##### PASSAGE GIVEN
You are viewing a plain text version of this content. The canonical link for it is here.
Posted to user@flink.apache.org by Nikola Hrusov <n....@gmail.com> on 2022/04/19 13:08:16 UTC

Flink checkpointing configuration

Hi,

I have a question regarding flink checkpointing configuration.

I am obtaining my knowledge from the official docs here:
https://nightlies.apache.org/flink/flink-docs-stable/docs/deployment/config/
and running Flink 1.14.4

I would like to be able to do a checkpoint every 10 minutes which at least
10 minutes pause between checkpoints. Thus I have set the following
properties:

execution.checkpointing.interval: 10 min
execution.checkpointing.min-pause: 10 min


And that works for the positive scenarios where my job runs fine. However,
when we have a checkpoint timeout it seems that the min-pause is not
applied, e.g.:

t - checkpoint #1 starts
t+10min - checkpoints #1 fails due to timeout (execution.checkpointing.timeout
defaults to 10min)
t+10min - checkpoint #2 starts


I would expect (and want to achieve):

t - checkpoint #1 starts
t+10min - checkpoints #1 fails due to timeout (execution.checkpointing.timeout
defaults to 10min)
##########
##### MATERIAL PROVIDED
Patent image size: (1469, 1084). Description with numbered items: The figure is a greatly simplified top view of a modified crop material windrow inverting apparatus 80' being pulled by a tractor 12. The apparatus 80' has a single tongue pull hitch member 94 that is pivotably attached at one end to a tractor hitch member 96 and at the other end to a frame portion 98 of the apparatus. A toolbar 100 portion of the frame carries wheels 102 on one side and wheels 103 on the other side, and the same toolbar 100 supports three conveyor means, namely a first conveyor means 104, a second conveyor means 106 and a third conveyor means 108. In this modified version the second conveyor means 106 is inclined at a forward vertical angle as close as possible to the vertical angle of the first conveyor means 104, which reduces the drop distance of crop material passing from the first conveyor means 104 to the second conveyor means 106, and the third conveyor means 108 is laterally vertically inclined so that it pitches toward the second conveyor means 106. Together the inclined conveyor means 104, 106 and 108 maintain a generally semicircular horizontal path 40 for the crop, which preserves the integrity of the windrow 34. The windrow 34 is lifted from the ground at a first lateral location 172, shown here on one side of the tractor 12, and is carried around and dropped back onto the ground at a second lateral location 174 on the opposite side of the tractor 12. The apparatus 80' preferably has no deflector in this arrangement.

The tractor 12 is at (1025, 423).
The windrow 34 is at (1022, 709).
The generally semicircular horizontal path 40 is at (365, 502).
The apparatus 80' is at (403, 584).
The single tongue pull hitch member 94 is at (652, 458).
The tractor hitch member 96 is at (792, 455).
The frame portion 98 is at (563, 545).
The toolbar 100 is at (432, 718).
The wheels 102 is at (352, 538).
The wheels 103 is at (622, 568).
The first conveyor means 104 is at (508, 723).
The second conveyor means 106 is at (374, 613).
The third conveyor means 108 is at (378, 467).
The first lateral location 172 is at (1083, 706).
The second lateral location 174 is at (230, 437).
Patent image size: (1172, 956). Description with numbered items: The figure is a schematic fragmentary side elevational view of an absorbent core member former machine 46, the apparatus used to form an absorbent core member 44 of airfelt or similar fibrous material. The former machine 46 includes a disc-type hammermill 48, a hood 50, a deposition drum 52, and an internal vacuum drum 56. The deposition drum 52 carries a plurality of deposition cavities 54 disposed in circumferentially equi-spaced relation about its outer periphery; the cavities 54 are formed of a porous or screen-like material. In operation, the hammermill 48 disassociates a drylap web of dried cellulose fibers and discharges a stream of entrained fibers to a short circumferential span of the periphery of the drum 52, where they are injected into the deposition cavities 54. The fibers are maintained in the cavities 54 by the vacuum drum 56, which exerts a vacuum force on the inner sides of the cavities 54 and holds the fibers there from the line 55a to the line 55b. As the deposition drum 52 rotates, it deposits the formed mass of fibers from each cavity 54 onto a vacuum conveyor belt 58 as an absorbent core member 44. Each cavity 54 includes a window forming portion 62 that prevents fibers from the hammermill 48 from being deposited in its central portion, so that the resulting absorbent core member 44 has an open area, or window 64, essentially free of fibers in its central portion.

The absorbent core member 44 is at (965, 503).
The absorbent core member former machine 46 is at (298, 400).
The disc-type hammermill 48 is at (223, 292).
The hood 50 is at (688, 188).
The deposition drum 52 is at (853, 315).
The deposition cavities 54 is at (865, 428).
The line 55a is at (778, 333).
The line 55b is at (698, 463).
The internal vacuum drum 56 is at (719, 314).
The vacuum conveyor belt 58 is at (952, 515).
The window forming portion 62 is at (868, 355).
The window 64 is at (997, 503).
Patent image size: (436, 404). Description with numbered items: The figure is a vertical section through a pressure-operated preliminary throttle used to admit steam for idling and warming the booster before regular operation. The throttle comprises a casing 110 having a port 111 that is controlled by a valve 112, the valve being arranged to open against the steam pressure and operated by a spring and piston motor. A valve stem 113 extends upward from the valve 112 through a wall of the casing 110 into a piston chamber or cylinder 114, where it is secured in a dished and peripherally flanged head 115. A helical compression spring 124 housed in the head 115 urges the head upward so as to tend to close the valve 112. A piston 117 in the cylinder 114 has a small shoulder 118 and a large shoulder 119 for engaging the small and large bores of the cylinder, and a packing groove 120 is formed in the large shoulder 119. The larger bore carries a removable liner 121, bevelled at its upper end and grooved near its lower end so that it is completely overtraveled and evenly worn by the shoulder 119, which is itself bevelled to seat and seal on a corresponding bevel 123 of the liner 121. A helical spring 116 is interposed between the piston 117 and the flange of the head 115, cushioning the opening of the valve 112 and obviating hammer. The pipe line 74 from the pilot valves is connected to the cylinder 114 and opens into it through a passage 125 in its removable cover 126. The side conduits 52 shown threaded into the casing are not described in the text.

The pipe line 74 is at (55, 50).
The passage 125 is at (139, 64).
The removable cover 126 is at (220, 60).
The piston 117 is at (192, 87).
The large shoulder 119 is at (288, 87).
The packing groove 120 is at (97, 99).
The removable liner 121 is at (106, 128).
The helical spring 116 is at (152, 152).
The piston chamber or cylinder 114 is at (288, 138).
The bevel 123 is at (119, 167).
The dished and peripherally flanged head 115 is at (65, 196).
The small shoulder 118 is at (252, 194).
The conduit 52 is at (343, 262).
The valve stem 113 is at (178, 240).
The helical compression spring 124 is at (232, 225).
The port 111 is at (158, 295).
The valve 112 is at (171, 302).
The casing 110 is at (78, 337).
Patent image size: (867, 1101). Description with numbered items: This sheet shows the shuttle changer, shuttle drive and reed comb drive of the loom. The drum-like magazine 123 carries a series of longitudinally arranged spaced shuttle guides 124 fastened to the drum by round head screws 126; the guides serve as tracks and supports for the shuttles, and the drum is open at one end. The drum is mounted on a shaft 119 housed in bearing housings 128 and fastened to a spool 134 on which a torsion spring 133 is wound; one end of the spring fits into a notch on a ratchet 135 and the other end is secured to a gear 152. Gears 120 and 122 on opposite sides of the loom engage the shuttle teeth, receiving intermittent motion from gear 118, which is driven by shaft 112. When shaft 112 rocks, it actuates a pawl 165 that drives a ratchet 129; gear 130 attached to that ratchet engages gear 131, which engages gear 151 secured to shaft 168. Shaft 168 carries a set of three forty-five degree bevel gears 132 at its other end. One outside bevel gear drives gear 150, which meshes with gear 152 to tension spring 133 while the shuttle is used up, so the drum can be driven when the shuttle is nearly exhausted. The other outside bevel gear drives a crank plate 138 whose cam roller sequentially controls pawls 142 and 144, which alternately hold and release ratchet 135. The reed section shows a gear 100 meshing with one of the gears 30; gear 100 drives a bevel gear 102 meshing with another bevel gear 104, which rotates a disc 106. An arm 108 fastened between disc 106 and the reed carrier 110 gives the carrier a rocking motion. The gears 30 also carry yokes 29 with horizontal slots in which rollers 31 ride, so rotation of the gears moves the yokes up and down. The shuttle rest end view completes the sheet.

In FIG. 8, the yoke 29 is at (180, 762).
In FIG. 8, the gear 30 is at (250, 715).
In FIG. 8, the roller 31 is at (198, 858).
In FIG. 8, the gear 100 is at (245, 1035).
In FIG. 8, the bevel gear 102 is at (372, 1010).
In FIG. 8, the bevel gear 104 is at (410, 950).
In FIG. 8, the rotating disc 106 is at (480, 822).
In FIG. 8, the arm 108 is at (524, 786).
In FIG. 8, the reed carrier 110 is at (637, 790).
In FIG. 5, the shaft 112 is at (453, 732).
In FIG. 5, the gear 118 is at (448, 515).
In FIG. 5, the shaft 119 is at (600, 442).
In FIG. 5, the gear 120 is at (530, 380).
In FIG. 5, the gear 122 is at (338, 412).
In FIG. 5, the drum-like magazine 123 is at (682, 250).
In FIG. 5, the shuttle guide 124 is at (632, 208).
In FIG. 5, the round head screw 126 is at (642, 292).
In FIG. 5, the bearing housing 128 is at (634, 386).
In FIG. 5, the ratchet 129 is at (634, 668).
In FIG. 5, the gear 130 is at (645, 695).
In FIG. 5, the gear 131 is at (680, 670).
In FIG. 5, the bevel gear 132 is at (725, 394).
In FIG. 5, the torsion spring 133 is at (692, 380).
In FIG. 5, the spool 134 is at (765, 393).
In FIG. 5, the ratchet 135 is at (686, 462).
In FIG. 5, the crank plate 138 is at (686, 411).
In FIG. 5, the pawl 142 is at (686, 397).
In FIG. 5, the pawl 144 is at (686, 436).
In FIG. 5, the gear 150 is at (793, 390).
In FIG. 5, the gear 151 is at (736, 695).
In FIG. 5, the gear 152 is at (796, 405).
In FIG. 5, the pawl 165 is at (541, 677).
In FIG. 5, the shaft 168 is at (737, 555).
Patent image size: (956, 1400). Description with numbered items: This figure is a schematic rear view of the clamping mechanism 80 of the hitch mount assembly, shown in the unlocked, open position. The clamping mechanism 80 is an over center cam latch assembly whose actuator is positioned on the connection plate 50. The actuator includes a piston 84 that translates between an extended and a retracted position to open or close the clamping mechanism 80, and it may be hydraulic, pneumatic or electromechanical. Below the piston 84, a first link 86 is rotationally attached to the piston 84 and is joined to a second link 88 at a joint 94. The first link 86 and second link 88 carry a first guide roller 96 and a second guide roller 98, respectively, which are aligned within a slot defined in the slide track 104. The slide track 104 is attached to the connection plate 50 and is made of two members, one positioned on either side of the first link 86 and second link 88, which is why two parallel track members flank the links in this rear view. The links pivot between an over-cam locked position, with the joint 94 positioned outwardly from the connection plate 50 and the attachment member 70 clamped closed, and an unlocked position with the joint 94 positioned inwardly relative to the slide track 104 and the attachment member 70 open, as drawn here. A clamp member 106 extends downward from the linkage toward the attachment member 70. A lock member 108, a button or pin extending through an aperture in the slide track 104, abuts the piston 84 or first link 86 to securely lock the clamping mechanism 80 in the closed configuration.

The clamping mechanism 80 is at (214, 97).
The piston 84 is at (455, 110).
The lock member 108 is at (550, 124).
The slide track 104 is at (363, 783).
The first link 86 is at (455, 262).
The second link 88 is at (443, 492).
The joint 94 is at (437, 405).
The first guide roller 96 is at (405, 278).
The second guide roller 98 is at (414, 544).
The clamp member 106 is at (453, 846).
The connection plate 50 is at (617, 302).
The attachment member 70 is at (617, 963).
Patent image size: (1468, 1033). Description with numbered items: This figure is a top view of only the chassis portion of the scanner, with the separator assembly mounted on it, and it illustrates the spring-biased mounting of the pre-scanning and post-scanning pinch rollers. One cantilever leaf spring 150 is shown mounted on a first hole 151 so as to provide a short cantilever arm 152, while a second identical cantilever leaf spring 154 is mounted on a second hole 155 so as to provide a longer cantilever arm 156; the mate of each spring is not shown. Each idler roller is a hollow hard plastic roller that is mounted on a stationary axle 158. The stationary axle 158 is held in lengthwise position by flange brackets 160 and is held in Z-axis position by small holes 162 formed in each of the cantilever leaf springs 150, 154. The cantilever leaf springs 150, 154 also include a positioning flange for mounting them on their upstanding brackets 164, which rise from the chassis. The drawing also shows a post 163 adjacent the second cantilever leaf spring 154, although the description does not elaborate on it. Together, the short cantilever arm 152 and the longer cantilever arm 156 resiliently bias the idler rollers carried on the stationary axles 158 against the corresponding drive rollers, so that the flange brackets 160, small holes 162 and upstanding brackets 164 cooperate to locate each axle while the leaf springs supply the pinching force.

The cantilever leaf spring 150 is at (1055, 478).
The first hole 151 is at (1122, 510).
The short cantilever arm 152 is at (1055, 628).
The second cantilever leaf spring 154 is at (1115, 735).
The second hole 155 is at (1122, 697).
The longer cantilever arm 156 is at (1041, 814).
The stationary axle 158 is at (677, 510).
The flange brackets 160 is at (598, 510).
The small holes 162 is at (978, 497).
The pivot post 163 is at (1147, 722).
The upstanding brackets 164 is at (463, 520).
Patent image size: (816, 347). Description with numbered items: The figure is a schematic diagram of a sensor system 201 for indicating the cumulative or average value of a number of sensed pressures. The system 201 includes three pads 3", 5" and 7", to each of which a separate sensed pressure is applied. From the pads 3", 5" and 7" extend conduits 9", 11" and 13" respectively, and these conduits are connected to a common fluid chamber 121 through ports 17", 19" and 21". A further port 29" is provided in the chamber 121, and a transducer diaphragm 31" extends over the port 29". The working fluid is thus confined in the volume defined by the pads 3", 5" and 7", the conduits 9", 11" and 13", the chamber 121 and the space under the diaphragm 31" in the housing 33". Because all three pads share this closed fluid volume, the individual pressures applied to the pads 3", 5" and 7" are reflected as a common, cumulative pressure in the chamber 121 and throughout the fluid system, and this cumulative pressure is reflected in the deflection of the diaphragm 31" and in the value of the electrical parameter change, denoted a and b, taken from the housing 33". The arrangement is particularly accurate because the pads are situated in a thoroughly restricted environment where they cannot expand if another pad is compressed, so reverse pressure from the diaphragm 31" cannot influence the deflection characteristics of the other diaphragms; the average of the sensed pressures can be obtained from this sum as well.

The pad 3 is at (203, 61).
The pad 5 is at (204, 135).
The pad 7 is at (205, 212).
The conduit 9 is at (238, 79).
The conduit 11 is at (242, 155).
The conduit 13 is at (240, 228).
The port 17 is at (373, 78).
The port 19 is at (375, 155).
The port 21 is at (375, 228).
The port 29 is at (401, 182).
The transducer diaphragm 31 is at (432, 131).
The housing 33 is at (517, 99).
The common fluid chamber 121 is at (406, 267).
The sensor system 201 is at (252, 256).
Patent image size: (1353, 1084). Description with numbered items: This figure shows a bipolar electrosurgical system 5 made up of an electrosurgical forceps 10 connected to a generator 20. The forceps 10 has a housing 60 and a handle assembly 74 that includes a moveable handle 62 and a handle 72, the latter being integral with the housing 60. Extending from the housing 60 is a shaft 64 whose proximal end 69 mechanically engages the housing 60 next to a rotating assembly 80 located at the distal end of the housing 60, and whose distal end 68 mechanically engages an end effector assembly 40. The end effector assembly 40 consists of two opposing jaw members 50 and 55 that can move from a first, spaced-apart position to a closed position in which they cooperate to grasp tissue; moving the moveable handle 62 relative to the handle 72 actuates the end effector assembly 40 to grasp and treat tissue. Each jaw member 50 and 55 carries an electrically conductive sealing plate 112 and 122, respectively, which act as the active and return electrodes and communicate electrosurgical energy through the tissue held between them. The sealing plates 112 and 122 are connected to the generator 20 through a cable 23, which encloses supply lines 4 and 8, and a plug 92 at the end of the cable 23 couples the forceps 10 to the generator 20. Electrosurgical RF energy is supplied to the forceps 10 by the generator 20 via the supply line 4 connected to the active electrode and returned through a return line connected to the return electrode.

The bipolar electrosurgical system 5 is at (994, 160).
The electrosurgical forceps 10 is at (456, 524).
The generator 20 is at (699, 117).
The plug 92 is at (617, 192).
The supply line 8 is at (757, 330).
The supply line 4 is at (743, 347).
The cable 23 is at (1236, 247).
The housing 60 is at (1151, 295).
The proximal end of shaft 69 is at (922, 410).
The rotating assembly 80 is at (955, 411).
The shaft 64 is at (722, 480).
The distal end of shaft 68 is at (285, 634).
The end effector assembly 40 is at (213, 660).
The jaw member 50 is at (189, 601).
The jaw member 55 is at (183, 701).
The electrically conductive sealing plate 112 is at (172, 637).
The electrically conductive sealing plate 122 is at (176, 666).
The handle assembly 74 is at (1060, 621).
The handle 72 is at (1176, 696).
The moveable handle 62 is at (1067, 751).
##########
WHAT YOU WILL DO
(a) Rewrite the Flink checkpointing post from "You are viewing" to "flink checkpointing configuration.", putting "query" in place of "question".
(b) Carry on the Flink checkpointing post after its last line.

WRITTEN RESPONSES
(a)
You are viewing a plain text version of this content. The canonical link for it is here.
Posted to user@flink.apache.org by Nikola Hrusov <n....@gmail.com> on 2022/04/19 13:08:16 UTC

Flink checkpointing configuration

Hi,

I have a query regarding flink checkpointing configuration.

(b)
t+20min (t+10min(timeout)+10min(min-pause) - checkpoint #2 starts



I expect that because:
- the checkpoint #1 at t+10min did not succeed, but it finished at t+10min.
I expect the min-pause to start counting from there.
- if checkpoint #1 failed with timeout it's very unlikely checkpoint #2
which starts immediately after the failed checkpoint #1 to succeed


At this point I am not sure whether I do not understand the docs and how I
should configure my job.

When I set the configuration like so:

execution.checkpointing.interval: 10 min
execution.checkpointing.min-pause: 15 min


Then I get checkpoints every 15 min instead.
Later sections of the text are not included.